Work to do: Omit every picture, then give all the entries again exactly.

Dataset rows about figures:

--- Begin ---

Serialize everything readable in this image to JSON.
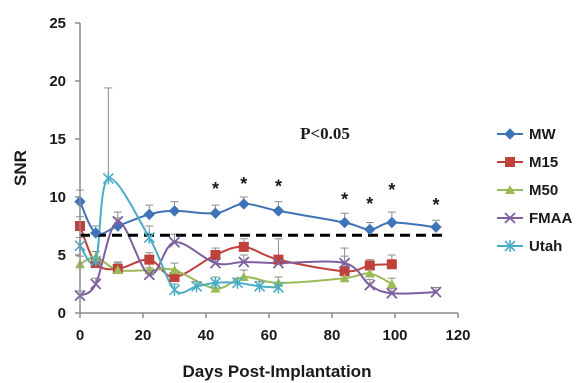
{
  "chart_data": {
    "type": "line",
    "xlabel": "Days Post-Implantation",
    "ylabel": "SNR",
    "xlim": [
      0,
      120
    ],
    "ylim": [
      0,
      25
    ],
    "xticks": [
      "0",
      "20",
      "40",
      "60",
      "80",
      "100",
      "120"
    ],
    "yticks": [
      "0",
      "5",
      "10",
      "15",
      "20",
      "25"
    ],
    "grid": false,
    "legend_position": "right",
    "annotation": "P<0.05",
    "significance_marker": "*",
    "significance_days": [
      43,
      52,
      63,
      84,
      92,
      99,
      113
    ],
    "threshold_line": {
      "y": 6.7,
      "style": "dashed",
      "color": "#000000"
    },
    "series": [
      {
        "name": "MW",
        "color": "#3f73b7",
        "marker": "diamond",
        "x": [
          0,
          5,
          12,
          22,
          30,
          43,
          52,
          63,
          84,
          92,
          99,
          113
        ],
        "y": [
          9.6,
          6.9,
          7.5,
          8.5,
          8.8,
          8.6,
          9.4,
          8.8,
          7.8,
          7.2,
          7.8,
          7.4
        ],
        "err": [
          1.0,
          0.6,
          0.7,
          0.8,
          0.8,
          0.7,
          0.6,
          0.8,
          0.8,
          0.6,
          0.9,
          0.6
        ]
      },
      {
        "name": "M15",
        "color": "#c0413c",
        "marker": "square",
        "x": [
          0,
          5,
          12,
          22,
          30,
          43,
          52,
          63,
          84,
          92,
          99
        ],
        "y": [
          7.5,
          4.3,
          3.8,
          4.6,
          3.1,
          5.0,
          5.7,
          4.6,
          3.6,
          4.1,
          4.2
        ],
        "err": [
          0.8,
          0.5,
          0.6,
          0.6,
          0.6,
          0.6,
          0.7,
          1.8,
          2.0,
          0.5,
          0.8
        ]
      },
      {
        "name": "M50",
        "color": "#9bbb59",
        "marker": "triangle",
        "x": [
          0,
          5,
          12,
          22,
          30,
          43,
          52,
          63,
          84,
          92,
          99
        ],
        "y": [
          4.2,
          4.8,
          3.7,
          3.7,
          3.7,
          2.1,
          3.1,
          2.6,
          3.0,
          3.4,
          2.5
        ],
        "err": [
          0.7,
          0.5,
          0.6,
          0.6,
          0.6,
          0.5,
          0.6,
          0.5,
          0.6,
          0.6,
          0.5
        ]
      },
      {
        "name": "FMAA",
        "color": "#7e5fa0",
        "marker": "x",
        "x": [
          0,
          5,
          12,
          22,
          30,
          43,
          52,
          63,
          84,
          92,
          99,
          113
        ],
        "y": [
          1.5,
          2.5,
          7.9,
          3.3,
          6.1,
          4.3,
          4.4,
          4.3,
          4.3,
          2.4,
          1.7,
          1.8
        ],
        "err": [
          0.4,
          0.5,
          0.8,
          0.6,
          0.7,
          0.6,
          0.6,
          0.5,
          0.6,
          0.5,
          0.4,
          0.4
        ]
      },
      {
        "name": "Utah",
        "color": "#4bacc6",
        "marker": "star",
        "x": [
          0,
          5,
          9,
          22,
          30,
          37,
          43,
          50,
          57,
          63
        ],
        "y": [
          5.8,
          4.5,
          11.6,
          6.5,
          2.0,
          2.3,
          2.6,
          2.6,
          2.3,
          2.2
        ],
        "err": [
          0.7,
          0.8,
          7.8,
          1.0,
          0.5,
          0.4,
          0.5,
          0.4,
          0.4,
          0.4
        ]
      }
    ]
  }
}
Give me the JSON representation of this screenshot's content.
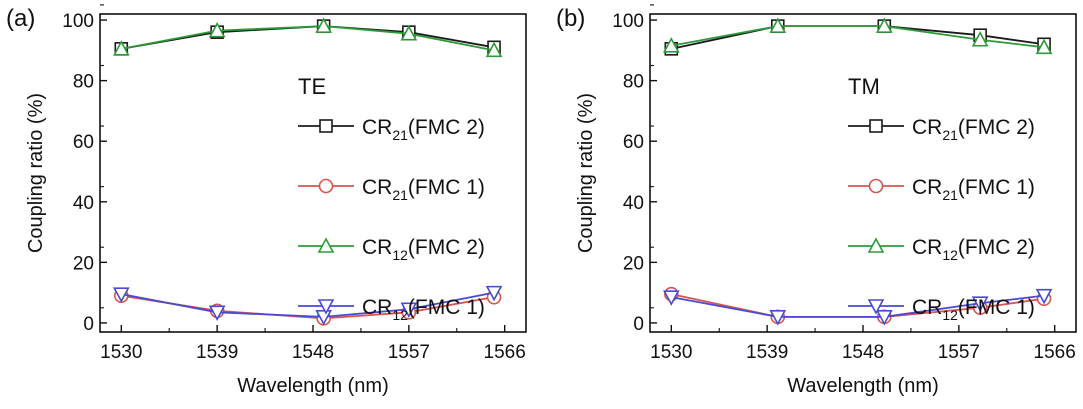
{
  "chart_data": [
    {
      "type": "line",
      "panel_label": "(a)",
      "polarization": "TE",
      "xlabel": "Wavelength (nm)",
      "ylabel": "Coupling ratio (%)",
      "xlim": [
        1528,
        1568
      ],
      "ylim": [
        -3,
        102
      ],
      "x_ticks": [
        1530,
        1539,
        1548,
        1557,
        1566
      ],
      "y_ticks": [
        0,
        20,
        40,
        60,
        80,
        100
      ],
      "x": [
        1530,
        1539,
        1549,
        1557,
        1565
      ],
      "grid": false,
      "legend_position": "center-right",
      "series": [
        {
          "name": "CR21(FMC 2)",
          "label_main": "CR",
          "label_sub": "21",
          "label_tail": "(FMC 2)",
          "color": "#1a1a1a",
          "marker": "square",
          "values": [
            90.5,
            96,
            98,
            96,
            91
          ]
        },
        {
          "name": "CR21(FMC 1)",
          "label_main": "CR",
          "label_sub": "21",
          "label_tail": "(FMC 1)",
          "color": "#d9534f",
          "marker": "circle",
          "values": [
            9,
            4,
            1.5,
            3.5,
            8.5
          ]
        },
        {
          "name": "CR12(FMC 2)",
          "label_main": "CR",
          "label_sub": "12",
          "label_tail": "(FMC 2)",
          "color": "#2e9a3a",
          "marker": "triangle-up",
          "values": [
            90.5,
            96.5,
            98,
            95.5,
            90
          ]
        },
        {
          "name": "CR12(FMC 1)",
          "label_main": "CR",
          "label_sub": "12",
          "label_tail": "(FMC 1)",
          "color": "#4a4ad0",
          "marker": "triangle-down",
          "values": [
            9.5,
            3.5,
            2,
            4.5,
            10
          ]
        }
      ]
    },
    {
      "type": "line",
      "panel_label": "(b)",
      "polarization": "TM",
      "xlabel": "Wavelength (nm)",
      "ylabel": "Coupling ratio (%)",
      "xlim": [
        1528,
        1568
      ],
      "ylim": [
        -3,
        102
      ],
      "x_ticks": [
        1530,
        1539,
        1548,
        1557,
        1566
      ],
      "y_ticks": [
        0,
        20,
        40,
        60,
        80,
        100
      ],
      "x": [
        1530,
        1540,
        1550,
        1559,
        1565
      ],
      "grid": false,
      "legend_position": "center-right",
      "series": [
        {
          "name": "CR21(FMC 2)",
          "label_main": "CR",
          "label_sub": "21",
          "label_tail": "(FMC 2)",
          "color": "#1a1a1a",
          "marker": "square",
          "values": [
            90.5,
            98,
            98,
            95,
            92
          ]
        },
        {
          "name": "CR21(FMC 1)",
          "label_main": "CR",
          "label_sub": "21",
          "label_tail": "(FMC 1)",
          "color": "#d9534f",
          "marker": "circle",
          "values": [
            9.5,
            2,
            2,
            5,
            8
          ]
        },
        {
          "name": "CR12(FMC 2)",
          "label_main": "CR",
          "label_sub": "12",
          "label_tail": "(FMC 2)",
          "color": "#2e9a3a",
          "marker": "triangle-up",
          "values": [
            91.5,
            98,
            98,
            93.5,
            91
          ]
        },
        {
          "name": "CR12(FMC 1)",
          "label_main": "CR",
          "label_sub": "12",
          "label_tail": "(FMC 1)",
          "color": "#4a4ad0",
          "marker": "triangle-down",
          "values": [
            8.5,
            2,
            2,
            6.5,
            9
          ]
        }
      ]
    }
  ]
}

--- End ---

Finished exercise:
Serialize everything readable in this image to JSON.
{
  "chart_data": {
    "type": "line",
    "xlabel": "Days Post-Implantation",
    "ylabel": "SNR",
    "xlim": [
      0,
      120
    ],
    "ylim": [
      0,
      25
    ],
    "xticks": [
      "0",
      "20",
      "40",
      "60",
      "80",
      "100",
      "120"
    ],
    "yticks": [
      "0",
      "5",
      "10",
      "15",
      "20",
      "25"
    ],
    "grid": false,
    "legend_position": "right",
    "annotation": "P<0.05",
    "significance_marker": "*",
    "significance_days": [
      43,
      52,
      63,
      84,
      92,
      99,
      113
    ],
    "threshold_line": {
      "y": 6.7,
      "style": "dashed",
      "color": "#000000"
    },
    "series": [
      {
        "name": "MW",
        "color": "#3f73b7",
        "marker": "diamond",
        "x": [
          0,
          5,
          12,
          22,
          30,
          43,
          52,
          63,
          84,
          92,
          99,
          113
        ],
        "y": [
          9.6,
          6.9,
          7.5,
          8.5,
          8.8,
          8.6,
          9.4,
          8.8,
          7.8,
          7.2,
          7.8,
          7.4
        ],
        "err": [
          1.0,
          0.6,
          0.7,
          0.8,
          0.8,
          0.7,
          0.6,
          0.8,
          0.8,
          0.6,
          0.9,
          0.6
        ]
      },
      {
        "name": "M15",
        "color": "#c0413c",
        "marker": "square",
        "x": [
          0,
          5,
          12,
          22,
          30,
          43,
          52,
          63,
          84,
          92,
          99
        ],
        "y": [
          7.5,
          4.3,
          3.8,
          4.6,
          3.1,
          5.0,
          5.7,
          4.6,
          3.6,
          4.1,
          4.2
        ],
        "err": [
          0.8,
          0.5,
          0.6,
          0.6,
          0.6,
          0.6,
          0.7,
          1.8,
          2.0,
          0.5,
          0.8
        ]
      },
      {
        "name": "M50",
        "color": "#9bbb59",
        "marker": "triangle",
        "x": [
          0,
          5,
          12,
          22,
          30,
          43,
          52,
          63,
          84,
          92,
          99
        ],
        "y": [
          4.2,
          4.8,
          3.7,
          3.7,
          3.7,
          2.1,
          3.1,
          2.6,
          3.0,
          3.4,
          2.5
        ],
        "err": [
          0.7,
          0.5,
          0.6,
          0.6,
          0.6,
          0.5,
          0.6,
          0.5,
          0.6,
          0.6,
          0.5
        ]
      },
      {
        "name": "FMAA",
        "color": "#7e5fa0",
        "marker": "x",
        "x": [
          0,
          5,
          12,
          22,
          30,
          43,
          52,
          63,
          84,
          92,
          99,
          113
        ],
        "y": [
          1.5,
          2.5,
          7.9,
          3.3,
          6.1,
          4.3,
          4.4,
          4.3,
          4.3,
          2.4,
          1.7,
          1.8
        ],
        "err": [
          0.4,
          0.5,
          0.8,
          0.6,
          0.7,
          0.6,
          0.6,
          0.5,
          0.6,
          0.5,
          0.4,
          0.4
        ]
      },
      {
        "name": "Utah",
        "color": "#4bacc6",
        "marker": "star",
        "x": [
          0,
          5,
          9,
          22,
          30,
          37,
          43,
          50,
          57,
          63
        ],
        "y": [
          5.8,
          4.5,
          11.6,
          6.5,
          2.0,
          2.3,
          2.6,
          2.6,
          2.3,
          2.2
        ],
        "err": [
          0.7,
          0.8,
          7.8,
          1.0,
          0.5,
          0.4,
          0.5,
          0.4,
          0.4,
          0.4
        ]
      }
    ]
  }
}
Give me the JSON representation of this screenshot's content.
{
  "chart_data": [
    {
      "type": "line",
      "panel_label": "(a)",
      "polarization": "TE",
      "xlabel": "Wavelength (nm)",
      "ylabel": "Coupling ratio (%)",
      "xlim": [
        1528,
        1568
      ],
      "ylim": [
        -3,
        102
      ],
      "x_ticks": [
        1530,
        1539,
        1548,
        1557,
        1566
      ],
      "y_ticks": [
        0,
        20,
        40,
        60,
        80,
        100
      ],
      "x": [
        1530,
        1539,
        1549,
        1557,
        1565
      ],
      "grid": false,
      "legend_position": "center-right",
      "series": [
        {
          "name": "CR21(FMC 2)",
          "label_main": "CR",
          "label_sub": "21",
          "label_tail": "(FMC 2)",
          "color": "#1a1a1a",
          "marker": "square",
          "values": [
            90.5,
            96,
            98,
            96,
            91
          ]
        },
        {
          "name": "CR21(FMC 1)",
          "label_main": "CR",
          "label_sub": "21",
          "label_tail": "(FMC 1)",
          "color": "#d9534f",
          "marker": "circle",
          "values": [
            9,
            4,
            1.5,
            3.5,
            8.5
          ]
        },
        {
          "name": "CR12(FMC 2)",
          "label_main": "CR",
          "label_sub": "12",
          "label_tail": "(FMC 2)",
          "color": "#2e9a3a",
          "marker": "triangle-up",
          "values": [
            90.5,
            96.5,
            98,
            95.5,
            90
          ]
        },
        {
          "name": "CR12(FMC 1)",
          "label_main": "CR",
          "label_sub": "12",
          "label_tail": "(FMC 1)",
          "color": "#4a4ad0",
          "marker": "triangle-down",
          "values": [
            9.5,
            3.5,
            2,
            4.5,
            10
          ]
        }
      ]
    },
    {
      "type": "line",
      "panel_label": "(b)",
      "polarization": "TM",
      "xlabel": "Wavelength (nm)",
      "ylabel": "Coupling ratio (%)",
      "xlim": [
        1528,
        1568
      ],
      "ylim": [
        -3,
        102
      ],
      "x_ticks": [
        1530,
        1539,
        1548,
        1557,
        1566
      ],
      "y_ticks": [
        0,
        20,
        40,
        60,
        80,
        100
      ],
      "x": [
        1530,
        1540,
        1550,
        1559,
        1565
      ],
      "grid": false,
      "legend_position": "center-right",
      "series": [
        {
          "name": "CR21(FMC 2)",
          "label_main": "CR",
          "label_sub": "21",
          "label_tail": "(FMC 2)",
          "color": "#1a1a1a",
          "marker": "square",
          "values": [
            90.5,
            98,
            98,
            95,
            92
          ]
        },
        {
          "name": "CR21(FMC 1)",
          "label_main": "CR",
          "label_sub": "21",
          "label_tail": "(FMC 1)",
          "color": "#d9534f",
          "marker": "circle",
          "values": [
            9.5,
            2,
            2,
            5,
            8
          ]
        },
        {
          "name": "CR12(FMC 2)",
          "label_main": "CR",
          "label_sub": "12",
          "label_tail": "(FMC 2)",
          "color": "#2e9a3a",
          "marker": "triangle-up",
          "values": [
            91.5,
            98,
            98,
            93.5,
            91
          ]
        },
        {
          "name": "CR12(FMC 1)",
          "label_main": "CR",
          "label_sub": "12",
          "label_tail": "(FMC 1)",
          "color": "#4a4ad0",
          "marker": "triangle-down",
          "values": [
            8.5,
            2,
            2,
            6.5,
            9
          ]
        }
      ]
    }
  ]
}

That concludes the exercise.